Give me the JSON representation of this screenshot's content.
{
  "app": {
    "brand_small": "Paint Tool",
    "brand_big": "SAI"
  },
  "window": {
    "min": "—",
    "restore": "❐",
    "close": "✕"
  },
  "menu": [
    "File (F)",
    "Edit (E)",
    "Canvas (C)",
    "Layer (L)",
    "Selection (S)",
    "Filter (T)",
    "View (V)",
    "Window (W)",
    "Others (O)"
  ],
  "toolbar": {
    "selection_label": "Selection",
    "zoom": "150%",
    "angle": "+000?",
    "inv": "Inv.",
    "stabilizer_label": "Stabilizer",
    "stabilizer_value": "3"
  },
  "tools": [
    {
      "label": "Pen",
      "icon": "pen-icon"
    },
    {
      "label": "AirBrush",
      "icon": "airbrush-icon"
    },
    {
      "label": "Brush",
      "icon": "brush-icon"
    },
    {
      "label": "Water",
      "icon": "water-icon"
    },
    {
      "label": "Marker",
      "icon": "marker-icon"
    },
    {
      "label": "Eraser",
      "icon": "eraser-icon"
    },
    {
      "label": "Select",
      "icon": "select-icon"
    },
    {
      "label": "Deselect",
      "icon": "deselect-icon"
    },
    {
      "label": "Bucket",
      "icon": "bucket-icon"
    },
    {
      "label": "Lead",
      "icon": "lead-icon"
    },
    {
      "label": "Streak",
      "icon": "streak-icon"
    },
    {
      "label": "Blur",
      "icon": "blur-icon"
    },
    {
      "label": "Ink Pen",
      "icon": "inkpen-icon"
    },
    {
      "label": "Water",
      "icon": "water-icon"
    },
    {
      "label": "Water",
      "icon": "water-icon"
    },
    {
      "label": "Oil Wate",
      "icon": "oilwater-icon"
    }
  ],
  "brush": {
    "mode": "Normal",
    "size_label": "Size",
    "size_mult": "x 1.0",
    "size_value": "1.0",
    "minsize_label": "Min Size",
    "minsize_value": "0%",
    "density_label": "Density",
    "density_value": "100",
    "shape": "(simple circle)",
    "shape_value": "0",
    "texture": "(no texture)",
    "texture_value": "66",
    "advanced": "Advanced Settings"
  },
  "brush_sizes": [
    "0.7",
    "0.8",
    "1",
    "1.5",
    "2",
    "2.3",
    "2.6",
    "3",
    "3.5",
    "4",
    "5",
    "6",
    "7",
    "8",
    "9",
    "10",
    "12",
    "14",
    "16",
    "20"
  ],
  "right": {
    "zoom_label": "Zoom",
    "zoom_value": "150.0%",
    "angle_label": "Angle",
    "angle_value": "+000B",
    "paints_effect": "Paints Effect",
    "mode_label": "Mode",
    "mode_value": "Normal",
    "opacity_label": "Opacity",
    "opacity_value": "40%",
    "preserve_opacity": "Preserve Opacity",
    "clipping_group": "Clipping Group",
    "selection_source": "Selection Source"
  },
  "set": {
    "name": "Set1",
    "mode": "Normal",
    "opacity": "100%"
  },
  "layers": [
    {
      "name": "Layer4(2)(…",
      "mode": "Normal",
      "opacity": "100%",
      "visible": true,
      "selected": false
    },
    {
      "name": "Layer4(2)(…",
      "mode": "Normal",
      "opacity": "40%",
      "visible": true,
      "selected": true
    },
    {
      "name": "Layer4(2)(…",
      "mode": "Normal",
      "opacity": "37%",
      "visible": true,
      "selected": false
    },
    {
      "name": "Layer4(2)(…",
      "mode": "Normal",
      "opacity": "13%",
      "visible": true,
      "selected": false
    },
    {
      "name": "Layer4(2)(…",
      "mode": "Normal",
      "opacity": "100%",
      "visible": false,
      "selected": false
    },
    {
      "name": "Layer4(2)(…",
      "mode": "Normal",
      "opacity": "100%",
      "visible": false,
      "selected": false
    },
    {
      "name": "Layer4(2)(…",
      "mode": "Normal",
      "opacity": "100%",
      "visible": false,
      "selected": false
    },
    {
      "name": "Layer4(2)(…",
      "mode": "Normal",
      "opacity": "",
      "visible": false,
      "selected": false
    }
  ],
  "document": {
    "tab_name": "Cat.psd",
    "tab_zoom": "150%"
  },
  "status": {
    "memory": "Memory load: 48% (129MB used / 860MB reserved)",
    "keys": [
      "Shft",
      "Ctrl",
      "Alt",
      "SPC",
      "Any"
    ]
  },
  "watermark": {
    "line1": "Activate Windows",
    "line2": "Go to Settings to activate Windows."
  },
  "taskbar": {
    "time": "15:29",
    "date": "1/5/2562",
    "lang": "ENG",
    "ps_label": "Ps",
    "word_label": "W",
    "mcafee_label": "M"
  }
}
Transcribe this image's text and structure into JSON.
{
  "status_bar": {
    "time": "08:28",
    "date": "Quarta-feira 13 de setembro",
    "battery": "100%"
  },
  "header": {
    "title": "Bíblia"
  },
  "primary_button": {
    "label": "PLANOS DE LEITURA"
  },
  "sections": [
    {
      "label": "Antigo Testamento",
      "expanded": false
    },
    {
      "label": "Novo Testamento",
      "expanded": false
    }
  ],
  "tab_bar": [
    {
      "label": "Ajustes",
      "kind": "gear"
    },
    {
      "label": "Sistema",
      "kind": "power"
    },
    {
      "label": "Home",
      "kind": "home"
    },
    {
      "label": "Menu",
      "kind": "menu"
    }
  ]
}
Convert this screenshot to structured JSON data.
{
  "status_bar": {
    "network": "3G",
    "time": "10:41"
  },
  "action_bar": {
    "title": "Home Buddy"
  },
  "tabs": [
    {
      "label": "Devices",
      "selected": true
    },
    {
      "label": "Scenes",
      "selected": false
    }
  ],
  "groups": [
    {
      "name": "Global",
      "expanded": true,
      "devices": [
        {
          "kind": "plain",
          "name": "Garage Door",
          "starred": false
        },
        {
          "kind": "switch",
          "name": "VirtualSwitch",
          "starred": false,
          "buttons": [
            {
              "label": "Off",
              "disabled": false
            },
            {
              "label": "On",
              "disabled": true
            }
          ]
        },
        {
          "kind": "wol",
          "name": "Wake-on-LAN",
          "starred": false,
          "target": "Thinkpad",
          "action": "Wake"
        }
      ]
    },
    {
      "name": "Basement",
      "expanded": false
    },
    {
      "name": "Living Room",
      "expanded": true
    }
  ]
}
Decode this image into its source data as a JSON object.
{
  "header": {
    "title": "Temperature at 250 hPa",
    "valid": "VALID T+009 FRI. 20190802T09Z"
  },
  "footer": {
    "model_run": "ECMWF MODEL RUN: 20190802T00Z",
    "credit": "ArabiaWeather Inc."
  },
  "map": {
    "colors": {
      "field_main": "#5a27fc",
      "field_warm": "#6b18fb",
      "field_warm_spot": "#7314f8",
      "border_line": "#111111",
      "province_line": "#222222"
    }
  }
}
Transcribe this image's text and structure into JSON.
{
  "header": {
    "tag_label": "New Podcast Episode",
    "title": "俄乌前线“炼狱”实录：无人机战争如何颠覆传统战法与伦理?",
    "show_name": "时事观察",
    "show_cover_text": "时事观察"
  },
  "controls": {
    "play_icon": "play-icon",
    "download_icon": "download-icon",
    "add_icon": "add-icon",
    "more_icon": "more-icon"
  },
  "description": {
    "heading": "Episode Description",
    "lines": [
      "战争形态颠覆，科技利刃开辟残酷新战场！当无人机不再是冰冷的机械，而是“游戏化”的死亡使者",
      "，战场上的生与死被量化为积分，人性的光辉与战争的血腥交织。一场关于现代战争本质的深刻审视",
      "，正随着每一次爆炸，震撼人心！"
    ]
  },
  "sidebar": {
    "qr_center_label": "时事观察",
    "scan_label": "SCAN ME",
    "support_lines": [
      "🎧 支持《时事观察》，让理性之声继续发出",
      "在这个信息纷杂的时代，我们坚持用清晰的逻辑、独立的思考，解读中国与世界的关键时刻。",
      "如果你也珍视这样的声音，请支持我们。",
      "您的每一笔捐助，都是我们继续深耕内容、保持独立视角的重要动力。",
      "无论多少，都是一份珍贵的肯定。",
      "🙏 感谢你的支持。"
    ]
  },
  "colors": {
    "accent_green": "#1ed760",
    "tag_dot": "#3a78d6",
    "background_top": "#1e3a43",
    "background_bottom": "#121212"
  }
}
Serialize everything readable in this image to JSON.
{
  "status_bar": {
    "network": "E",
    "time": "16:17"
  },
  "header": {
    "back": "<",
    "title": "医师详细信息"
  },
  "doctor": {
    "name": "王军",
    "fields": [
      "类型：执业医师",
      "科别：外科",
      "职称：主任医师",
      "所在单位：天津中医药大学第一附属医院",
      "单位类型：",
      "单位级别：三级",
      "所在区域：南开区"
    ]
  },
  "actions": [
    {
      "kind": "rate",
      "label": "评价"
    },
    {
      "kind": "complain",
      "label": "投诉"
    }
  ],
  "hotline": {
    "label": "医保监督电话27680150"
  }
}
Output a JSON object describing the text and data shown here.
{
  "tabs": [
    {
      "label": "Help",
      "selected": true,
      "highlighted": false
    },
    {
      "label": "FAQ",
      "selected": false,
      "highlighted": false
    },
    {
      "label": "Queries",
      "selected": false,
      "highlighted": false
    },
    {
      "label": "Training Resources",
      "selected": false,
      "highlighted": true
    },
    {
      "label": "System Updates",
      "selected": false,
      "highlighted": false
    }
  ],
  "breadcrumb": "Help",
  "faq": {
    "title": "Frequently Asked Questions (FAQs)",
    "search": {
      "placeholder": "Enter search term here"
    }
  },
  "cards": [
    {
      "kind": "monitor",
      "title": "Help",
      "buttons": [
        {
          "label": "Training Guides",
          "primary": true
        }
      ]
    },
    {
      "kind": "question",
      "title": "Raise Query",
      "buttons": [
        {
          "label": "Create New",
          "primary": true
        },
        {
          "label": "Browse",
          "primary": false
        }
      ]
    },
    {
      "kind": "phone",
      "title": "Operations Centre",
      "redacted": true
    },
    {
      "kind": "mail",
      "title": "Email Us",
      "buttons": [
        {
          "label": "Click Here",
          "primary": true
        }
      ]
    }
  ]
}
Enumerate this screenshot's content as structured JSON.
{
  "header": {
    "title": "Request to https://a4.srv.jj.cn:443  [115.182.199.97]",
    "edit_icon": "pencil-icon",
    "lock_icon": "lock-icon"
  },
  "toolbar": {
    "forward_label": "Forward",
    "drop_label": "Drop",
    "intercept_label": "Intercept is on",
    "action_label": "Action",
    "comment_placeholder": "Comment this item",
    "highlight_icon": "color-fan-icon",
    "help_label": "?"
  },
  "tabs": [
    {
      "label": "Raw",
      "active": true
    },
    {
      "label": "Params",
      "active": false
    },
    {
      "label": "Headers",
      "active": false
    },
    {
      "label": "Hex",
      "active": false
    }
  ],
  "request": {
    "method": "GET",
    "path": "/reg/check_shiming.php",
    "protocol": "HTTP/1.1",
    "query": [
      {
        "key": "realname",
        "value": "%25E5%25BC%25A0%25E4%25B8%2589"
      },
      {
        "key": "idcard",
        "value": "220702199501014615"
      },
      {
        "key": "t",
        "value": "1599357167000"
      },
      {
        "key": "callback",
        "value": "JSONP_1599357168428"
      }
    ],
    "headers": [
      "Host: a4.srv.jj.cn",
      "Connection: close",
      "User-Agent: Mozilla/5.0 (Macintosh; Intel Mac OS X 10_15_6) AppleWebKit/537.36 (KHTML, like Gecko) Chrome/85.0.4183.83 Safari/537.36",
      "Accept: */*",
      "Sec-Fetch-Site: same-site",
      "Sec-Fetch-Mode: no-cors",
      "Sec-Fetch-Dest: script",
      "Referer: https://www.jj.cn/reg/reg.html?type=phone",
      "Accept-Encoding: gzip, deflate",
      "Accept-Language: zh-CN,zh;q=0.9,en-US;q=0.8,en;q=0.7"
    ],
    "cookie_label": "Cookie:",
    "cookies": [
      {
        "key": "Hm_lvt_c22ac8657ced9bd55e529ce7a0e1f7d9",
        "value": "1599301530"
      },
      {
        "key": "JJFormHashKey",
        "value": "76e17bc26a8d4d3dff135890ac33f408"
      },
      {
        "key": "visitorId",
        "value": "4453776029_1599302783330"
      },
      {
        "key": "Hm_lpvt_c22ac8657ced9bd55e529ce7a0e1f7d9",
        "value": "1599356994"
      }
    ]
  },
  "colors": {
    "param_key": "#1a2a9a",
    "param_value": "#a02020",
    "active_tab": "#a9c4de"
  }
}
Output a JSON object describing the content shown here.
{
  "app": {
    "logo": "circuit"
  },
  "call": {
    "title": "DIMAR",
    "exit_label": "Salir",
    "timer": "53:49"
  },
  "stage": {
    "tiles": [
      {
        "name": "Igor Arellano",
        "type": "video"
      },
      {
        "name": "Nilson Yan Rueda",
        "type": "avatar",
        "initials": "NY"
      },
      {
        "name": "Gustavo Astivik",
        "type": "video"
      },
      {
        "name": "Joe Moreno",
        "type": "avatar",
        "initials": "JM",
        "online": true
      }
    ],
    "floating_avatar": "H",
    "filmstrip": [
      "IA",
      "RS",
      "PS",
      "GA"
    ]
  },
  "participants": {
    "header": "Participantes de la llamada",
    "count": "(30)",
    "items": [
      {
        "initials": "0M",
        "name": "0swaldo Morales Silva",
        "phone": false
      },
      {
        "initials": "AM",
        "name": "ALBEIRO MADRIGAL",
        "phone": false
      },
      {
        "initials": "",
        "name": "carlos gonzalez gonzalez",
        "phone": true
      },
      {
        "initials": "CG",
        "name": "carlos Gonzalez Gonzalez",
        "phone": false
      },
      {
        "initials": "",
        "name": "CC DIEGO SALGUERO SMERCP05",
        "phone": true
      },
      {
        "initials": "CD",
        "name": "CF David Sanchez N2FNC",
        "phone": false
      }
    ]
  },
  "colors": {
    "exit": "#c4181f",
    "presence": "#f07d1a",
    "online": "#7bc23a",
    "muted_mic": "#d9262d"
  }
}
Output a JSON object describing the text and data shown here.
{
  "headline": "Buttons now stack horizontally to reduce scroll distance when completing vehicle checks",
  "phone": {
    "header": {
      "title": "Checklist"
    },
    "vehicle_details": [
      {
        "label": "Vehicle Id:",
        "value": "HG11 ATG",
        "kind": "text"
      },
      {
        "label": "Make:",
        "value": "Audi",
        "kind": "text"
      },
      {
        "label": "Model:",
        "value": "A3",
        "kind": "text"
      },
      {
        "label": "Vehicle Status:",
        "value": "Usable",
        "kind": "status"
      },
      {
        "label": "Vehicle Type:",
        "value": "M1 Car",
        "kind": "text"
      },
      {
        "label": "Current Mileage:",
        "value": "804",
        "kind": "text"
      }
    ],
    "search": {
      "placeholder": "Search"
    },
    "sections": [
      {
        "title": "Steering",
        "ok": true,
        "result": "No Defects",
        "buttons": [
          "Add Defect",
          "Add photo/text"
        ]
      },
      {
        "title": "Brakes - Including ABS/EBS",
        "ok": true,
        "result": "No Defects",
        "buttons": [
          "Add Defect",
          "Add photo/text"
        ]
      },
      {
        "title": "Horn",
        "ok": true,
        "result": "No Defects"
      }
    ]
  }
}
++++++++++
Please list every line of the records that contains "image".

▸ **The answer**:
Transcribe this image's text and structure into JSON.
Decode this image into its source data as a JSON object.
Transcribe this image's text and structure into JSON.
Serialize everything readable in this image to JSON.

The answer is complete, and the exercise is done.